Botole blindate perfettamente mimetizzate per l'accesso

I bunker dei clan al Parco Verde di Caivano

Individuati e sequestrati dai Carabinieri quattro ambienti sotterranei: servivano a nascondere droga, armi e all'occorrenza persone

Botole perfettamente mimetizzate, blindate, ricoperte di finti mattoni. L'ultima scoperta dei Carabinieri arriva perquisendo seminterrati e magazzini del Parco Verde, a Caivano. Quattro bunker, progettati per viverci intere settimane.

Da qui i boss continuavano a controllare i traffici dal territorio, restando invisibili. Uno degli ambienti era ancora in fase di cantiere. Li utilizzavano anche come laboratorio di confezionamento della droga oppure per nascondere armi. Lungo un muretto di cinta di uno dei palazzoni del rione era stato scavato un piccolo vano, poi ricoperto da uno strato di tufo e addirittura muschio finto.

ATTIVITÀ A:
Riporta dal testo sui bunker del Parco Verde il passo che va da "I bunker dei" fino a "viverci intere settimane.".
ATTIVITÀ B:
Secondo il testo sui bunker di Caivano, con che cosa era stato ricoperto il piccolo vano scavato lungo il muretto di cinta?
ATTIVITÀ C:
Prosegui il testo sui bunker del Parco Verde a partire dall'ultima frase riportata.

DATI DELLA FONTE:
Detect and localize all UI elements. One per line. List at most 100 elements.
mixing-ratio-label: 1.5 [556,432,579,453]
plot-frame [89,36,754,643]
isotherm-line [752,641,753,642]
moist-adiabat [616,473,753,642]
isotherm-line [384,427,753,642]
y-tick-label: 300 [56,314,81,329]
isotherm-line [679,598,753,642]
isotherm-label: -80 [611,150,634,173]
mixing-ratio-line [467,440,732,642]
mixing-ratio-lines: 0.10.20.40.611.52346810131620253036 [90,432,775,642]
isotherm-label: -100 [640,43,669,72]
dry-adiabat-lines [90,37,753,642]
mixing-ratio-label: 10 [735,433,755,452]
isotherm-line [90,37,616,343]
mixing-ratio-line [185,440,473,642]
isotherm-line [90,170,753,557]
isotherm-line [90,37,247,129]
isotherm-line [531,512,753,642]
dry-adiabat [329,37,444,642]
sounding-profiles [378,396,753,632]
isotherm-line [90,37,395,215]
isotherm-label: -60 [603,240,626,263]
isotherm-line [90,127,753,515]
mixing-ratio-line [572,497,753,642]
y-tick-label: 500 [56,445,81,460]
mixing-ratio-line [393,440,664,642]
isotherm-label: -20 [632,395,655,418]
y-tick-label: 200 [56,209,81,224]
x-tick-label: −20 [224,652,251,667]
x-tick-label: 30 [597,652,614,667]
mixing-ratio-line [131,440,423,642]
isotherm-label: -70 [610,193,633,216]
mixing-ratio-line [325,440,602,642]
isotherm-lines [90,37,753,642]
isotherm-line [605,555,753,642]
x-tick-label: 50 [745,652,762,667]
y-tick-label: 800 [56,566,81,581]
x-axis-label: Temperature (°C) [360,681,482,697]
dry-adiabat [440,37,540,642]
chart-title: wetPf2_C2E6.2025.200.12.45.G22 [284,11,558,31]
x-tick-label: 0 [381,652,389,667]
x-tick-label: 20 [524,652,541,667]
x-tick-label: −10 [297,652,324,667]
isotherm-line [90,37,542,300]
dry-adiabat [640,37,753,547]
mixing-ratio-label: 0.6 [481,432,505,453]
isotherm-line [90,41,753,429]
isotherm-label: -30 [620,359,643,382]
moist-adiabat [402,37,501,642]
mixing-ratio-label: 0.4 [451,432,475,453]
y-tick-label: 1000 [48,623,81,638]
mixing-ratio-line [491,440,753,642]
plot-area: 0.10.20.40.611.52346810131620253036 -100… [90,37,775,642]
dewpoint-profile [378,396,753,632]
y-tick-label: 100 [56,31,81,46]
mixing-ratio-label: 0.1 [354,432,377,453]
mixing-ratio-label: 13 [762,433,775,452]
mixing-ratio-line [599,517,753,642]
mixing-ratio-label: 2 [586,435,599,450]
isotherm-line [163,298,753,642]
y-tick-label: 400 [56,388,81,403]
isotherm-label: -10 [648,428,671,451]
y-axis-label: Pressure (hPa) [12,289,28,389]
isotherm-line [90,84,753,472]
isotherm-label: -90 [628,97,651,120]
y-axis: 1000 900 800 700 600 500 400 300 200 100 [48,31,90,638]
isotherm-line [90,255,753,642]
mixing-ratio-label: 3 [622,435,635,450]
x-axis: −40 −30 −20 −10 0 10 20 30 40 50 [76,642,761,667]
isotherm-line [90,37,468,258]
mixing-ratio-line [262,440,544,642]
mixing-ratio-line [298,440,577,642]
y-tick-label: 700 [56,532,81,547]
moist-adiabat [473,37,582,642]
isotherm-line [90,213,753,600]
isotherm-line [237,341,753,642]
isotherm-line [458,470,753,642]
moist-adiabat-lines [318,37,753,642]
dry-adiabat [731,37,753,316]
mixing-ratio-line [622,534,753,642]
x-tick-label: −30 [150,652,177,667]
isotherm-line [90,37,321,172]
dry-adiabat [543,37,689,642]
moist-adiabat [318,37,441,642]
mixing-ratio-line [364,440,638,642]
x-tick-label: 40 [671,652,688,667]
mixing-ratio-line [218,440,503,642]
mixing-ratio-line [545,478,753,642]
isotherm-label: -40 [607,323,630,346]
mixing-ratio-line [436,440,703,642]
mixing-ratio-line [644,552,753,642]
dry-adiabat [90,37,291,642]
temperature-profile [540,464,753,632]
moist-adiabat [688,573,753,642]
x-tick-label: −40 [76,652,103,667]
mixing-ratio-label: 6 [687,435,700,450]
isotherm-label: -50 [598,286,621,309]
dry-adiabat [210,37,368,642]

RISPOSTA A:
I bunker dei clan al Parco Verde di Caivano

Individuati e sequestrati dai Carabinieri quattro ambienti sotterranei: servivano a nascondere droga, armi e all'occorrenza persone

Botole perfettamente mimetizzate, blindate, ricoperte di finti mattoni. L'ultima scoperta dei Carabinieri arriva perquisendo seminterrati e magazzini del Parco Verde, a Caivano. Quattro bunker, progettati per viverci intere settimane.

RISPOSTA B:
Con uno strato di tufo e muschio finto.

RISPOSTA C:
Impossibile notarlo. Dentro, a portata di mano per chi il nascondiglio lo conosceva, c'era un chilo di cocaina, già tagliato in panetti, hashish pronto per lo smercio e poi un centinaio di proiettili di diverso calibro. Le indagini sono state condotte con l'aiuto dello squadrone eliportato Cacciatori di Calabria. Le indagini vanno avanti per individuare i committenti.